> [WHAT NEEDS TO BE DONE]
Give the data below again, word for word.

----- INPUT RECORDS

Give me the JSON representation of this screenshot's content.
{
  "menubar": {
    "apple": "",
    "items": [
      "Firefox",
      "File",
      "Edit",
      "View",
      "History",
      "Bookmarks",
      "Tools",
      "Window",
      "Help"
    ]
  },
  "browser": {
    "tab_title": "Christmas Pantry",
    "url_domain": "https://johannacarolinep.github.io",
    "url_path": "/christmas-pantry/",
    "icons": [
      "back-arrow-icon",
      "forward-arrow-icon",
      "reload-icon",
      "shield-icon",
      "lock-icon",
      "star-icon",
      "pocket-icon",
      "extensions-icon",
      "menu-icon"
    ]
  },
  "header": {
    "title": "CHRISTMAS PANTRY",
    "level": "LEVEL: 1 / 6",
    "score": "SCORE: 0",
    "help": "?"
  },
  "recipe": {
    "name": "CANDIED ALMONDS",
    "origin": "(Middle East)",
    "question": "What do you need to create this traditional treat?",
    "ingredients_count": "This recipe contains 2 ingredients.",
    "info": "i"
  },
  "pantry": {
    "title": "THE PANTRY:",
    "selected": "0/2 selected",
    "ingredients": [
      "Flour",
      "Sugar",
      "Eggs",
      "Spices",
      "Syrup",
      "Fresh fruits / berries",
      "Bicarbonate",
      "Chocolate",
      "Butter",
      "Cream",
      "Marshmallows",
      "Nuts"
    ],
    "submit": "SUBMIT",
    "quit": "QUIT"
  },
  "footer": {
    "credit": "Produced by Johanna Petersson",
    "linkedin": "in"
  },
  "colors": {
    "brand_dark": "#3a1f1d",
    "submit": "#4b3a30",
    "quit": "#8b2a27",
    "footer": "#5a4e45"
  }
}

----------

> [SOLVED PROBLEM]
Give me the JSON representation of this screenshot's content.
{
  "menubar": {
    "apple": "",
    "items": [
      "Firefox",
      "File",
      "Edit",
      "View",
      "History",
      "Bookmarks",
      "Tools",
      "Window",
      "Help"
    ]
  },
  "browser": {
    "tab_title": "Christmas Pantry",
    "url_domain": "https://johannacarolinep.github.io",
    "url_path": "/christmas-pantry/",
    "icons": [
      "back-arrow-icon",
      "forward-arrow-icon",
      "reload-icon",
      "shield-icon",
      "lock-icon",
      "star-icon",
      "pocket-icon",
      "extensions-icon",
      "menu-icon"
    ]
  },
  "header": {
    "title": "CHRISTMAS PANTRY",
    "level": "LEVEL: 1 / 6",
    "score": "SCORE: 0",
    "help": "?"
  },
  "recipe": {
    "name": "CANDIED ALMONDS",
    "origin": "(Middle East)",
    "question": "What do you need to create this traditional treat?",
    "ingredients_count": "This recipe contains 2 ingredients.",
    "info": "i"
  },
  "pantry": {
    "title": "THE PANTRY:",
    "selected": "0/2 selected",
    "ingredients": [
      "Flour",
      "Sugar",
      "Eggs",
      "Spices",
      "Syrup",
      "Fresh fruits / berries",
      "Bicarbonate",
      "Chocolate",
      "Butter",
      "Cream",
      "Marshmallows",
      "Nuts"
    ],
    "submit": "SUBMIT",
    "quit": "QUIT"
  },
  "footer": {
    "credit": "Produced by Johanna Petersson",
    "linkedin": "in"
  },
  "colors": {
    "brand_dark": "#3a1f1d",
    "submit": "#4b3a30",
    "quit": "#8b2a27",
    "footer": "#5a4e45"
  }
}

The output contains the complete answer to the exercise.